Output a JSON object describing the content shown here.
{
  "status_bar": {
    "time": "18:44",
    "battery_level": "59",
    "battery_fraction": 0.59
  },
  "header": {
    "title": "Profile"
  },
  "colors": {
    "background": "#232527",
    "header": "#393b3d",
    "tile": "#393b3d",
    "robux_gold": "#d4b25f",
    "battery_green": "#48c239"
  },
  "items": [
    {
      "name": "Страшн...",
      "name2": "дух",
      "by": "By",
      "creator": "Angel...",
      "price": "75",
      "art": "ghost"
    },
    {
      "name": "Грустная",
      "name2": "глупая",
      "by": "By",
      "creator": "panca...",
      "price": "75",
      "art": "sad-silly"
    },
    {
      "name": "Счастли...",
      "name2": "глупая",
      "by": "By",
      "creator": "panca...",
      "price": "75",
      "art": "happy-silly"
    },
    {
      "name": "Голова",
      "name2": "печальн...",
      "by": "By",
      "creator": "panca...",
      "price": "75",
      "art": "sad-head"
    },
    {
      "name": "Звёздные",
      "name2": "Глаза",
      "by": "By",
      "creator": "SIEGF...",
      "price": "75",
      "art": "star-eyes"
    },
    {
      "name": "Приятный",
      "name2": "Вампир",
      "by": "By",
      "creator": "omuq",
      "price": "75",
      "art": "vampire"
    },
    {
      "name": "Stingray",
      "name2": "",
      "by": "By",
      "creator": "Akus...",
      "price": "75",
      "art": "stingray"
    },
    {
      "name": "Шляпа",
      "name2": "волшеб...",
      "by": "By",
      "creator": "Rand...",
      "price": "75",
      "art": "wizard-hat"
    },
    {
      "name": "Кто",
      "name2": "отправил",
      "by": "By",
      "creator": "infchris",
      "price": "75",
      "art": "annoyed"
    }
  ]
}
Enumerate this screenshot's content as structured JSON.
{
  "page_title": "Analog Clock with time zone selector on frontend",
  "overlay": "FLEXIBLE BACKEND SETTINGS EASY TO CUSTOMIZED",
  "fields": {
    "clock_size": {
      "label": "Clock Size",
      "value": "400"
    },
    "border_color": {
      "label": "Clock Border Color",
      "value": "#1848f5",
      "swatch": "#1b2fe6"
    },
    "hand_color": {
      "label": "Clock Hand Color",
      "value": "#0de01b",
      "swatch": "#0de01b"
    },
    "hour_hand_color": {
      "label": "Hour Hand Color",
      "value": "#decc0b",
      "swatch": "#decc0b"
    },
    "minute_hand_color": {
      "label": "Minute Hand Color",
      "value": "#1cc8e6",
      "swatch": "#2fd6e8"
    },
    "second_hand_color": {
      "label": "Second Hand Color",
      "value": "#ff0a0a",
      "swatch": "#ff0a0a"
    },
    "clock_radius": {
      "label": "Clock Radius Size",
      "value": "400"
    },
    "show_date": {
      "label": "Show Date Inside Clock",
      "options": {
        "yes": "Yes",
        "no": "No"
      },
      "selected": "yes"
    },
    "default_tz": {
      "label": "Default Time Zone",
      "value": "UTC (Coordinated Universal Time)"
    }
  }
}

————

-- TASK OBJECTIVE --
Identify every line holding the word "content" and copy it out.

-- CORRECT RESPONSE --
Output a JSON object describing the content shown here.
Enumerate this screenshot's content as structured JSON.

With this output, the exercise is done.